### What you are asked to do
Search the listing below for the string "descendants" and show each line that contains it.

### Records
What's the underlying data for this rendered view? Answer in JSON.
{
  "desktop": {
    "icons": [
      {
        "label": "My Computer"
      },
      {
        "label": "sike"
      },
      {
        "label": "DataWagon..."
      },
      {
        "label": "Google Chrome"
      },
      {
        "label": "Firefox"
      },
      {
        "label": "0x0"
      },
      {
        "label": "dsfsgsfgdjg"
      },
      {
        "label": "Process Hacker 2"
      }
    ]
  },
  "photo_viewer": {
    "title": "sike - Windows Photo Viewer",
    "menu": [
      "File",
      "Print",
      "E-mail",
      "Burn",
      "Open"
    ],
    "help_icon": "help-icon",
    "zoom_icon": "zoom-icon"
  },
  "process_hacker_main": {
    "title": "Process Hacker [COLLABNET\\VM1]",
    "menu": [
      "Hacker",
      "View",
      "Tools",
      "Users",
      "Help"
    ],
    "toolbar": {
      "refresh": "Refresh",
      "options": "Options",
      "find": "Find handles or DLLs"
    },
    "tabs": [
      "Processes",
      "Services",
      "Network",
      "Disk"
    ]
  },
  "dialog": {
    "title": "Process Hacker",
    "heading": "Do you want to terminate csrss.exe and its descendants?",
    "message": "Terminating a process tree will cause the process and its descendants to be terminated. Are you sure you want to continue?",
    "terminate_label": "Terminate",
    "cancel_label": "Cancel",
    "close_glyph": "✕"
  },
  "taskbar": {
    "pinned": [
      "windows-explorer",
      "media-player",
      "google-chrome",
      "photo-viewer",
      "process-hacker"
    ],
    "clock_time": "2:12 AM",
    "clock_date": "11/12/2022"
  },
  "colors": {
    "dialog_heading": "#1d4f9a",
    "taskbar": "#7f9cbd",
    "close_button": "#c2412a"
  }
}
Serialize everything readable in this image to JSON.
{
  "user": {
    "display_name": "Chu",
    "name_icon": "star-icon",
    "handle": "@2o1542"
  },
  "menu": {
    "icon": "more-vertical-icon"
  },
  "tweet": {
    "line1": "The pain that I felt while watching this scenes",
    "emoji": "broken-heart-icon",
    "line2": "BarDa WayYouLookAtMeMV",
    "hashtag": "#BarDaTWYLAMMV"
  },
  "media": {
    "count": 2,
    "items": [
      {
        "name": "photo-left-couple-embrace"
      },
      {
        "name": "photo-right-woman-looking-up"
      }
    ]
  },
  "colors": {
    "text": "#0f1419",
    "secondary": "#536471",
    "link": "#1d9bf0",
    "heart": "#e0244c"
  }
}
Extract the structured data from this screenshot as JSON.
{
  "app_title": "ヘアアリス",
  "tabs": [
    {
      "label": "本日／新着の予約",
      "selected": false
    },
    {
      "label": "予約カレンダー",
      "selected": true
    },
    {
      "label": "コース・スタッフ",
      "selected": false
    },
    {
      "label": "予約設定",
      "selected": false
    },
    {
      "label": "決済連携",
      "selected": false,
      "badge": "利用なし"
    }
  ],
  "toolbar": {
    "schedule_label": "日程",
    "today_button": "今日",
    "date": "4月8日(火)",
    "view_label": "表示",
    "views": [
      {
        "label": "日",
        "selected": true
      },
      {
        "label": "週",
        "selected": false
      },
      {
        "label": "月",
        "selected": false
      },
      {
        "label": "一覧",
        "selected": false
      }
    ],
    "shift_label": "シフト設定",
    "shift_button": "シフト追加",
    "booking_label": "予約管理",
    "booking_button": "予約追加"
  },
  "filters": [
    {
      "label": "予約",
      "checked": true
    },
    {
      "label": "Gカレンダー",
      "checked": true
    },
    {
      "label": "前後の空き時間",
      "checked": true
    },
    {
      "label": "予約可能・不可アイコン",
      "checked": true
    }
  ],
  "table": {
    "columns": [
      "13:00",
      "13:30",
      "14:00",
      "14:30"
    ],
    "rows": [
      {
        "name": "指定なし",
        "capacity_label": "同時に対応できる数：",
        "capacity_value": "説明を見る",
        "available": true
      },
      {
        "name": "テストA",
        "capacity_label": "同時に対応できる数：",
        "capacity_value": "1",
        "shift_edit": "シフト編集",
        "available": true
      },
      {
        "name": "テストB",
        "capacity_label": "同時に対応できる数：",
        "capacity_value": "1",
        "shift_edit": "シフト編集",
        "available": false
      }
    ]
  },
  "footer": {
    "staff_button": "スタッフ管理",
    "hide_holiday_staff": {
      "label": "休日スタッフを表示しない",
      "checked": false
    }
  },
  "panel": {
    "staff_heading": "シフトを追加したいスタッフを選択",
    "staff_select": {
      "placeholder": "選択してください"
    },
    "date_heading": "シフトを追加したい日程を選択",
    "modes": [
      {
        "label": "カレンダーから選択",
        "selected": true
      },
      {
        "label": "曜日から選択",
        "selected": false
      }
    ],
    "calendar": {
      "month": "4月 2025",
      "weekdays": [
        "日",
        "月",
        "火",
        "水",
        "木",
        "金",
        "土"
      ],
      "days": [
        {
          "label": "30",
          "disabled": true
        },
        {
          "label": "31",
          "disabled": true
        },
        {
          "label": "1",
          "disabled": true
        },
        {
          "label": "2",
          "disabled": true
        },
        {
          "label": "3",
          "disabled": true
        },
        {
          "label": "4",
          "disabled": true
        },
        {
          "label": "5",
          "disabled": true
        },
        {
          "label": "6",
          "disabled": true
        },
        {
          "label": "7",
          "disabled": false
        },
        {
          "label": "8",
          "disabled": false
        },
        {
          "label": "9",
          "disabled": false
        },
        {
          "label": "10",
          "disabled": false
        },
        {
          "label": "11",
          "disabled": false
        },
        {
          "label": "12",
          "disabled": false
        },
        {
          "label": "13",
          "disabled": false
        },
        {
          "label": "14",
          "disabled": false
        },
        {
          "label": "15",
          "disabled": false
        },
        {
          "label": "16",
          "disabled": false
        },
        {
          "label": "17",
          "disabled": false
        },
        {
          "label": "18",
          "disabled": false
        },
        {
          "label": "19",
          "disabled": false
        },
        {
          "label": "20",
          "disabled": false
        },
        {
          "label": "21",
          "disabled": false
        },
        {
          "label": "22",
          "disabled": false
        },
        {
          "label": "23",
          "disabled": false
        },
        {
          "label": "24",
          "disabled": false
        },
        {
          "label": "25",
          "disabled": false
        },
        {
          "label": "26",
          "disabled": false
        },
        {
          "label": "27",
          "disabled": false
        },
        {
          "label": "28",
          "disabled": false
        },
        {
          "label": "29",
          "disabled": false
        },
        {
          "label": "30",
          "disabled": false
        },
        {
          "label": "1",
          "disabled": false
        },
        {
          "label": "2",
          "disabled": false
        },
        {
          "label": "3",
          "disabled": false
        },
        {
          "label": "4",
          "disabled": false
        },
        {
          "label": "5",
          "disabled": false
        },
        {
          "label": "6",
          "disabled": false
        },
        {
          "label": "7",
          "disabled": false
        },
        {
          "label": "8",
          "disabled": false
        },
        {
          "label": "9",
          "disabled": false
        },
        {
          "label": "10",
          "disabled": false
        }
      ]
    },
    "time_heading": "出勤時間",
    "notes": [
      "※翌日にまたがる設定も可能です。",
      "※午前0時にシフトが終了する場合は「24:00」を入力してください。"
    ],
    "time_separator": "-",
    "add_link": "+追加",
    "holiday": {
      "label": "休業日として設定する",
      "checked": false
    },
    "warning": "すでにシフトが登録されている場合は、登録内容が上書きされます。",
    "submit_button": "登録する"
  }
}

### Response to the exercise
    "heading": "Do you want to terminate csrss.exe and its descendants?",
    "message": "Terminating a process tree will cause the process and its descendants to be terminated. Are you sure you want to continue?",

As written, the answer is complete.